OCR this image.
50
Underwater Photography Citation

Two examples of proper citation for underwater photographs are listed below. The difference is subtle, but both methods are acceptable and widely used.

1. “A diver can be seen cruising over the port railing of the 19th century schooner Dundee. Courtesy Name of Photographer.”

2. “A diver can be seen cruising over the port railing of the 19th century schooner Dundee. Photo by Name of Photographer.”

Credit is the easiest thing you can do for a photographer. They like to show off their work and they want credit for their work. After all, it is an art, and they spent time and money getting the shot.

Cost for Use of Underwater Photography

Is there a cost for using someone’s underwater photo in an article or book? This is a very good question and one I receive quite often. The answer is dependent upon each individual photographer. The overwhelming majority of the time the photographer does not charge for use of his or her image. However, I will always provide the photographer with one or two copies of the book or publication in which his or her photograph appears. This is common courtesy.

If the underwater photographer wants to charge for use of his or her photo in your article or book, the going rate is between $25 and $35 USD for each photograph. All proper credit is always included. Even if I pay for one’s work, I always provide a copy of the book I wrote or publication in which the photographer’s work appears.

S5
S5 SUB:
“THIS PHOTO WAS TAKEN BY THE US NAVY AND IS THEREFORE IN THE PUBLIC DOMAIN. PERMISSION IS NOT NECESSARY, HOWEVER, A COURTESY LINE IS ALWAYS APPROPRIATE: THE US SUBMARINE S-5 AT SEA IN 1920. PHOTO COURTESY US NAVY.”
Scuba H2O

• **What to work on**: State how many lines of the listing hold the string "century"; reply with the number and nothing else.

• **Exercise output**: 2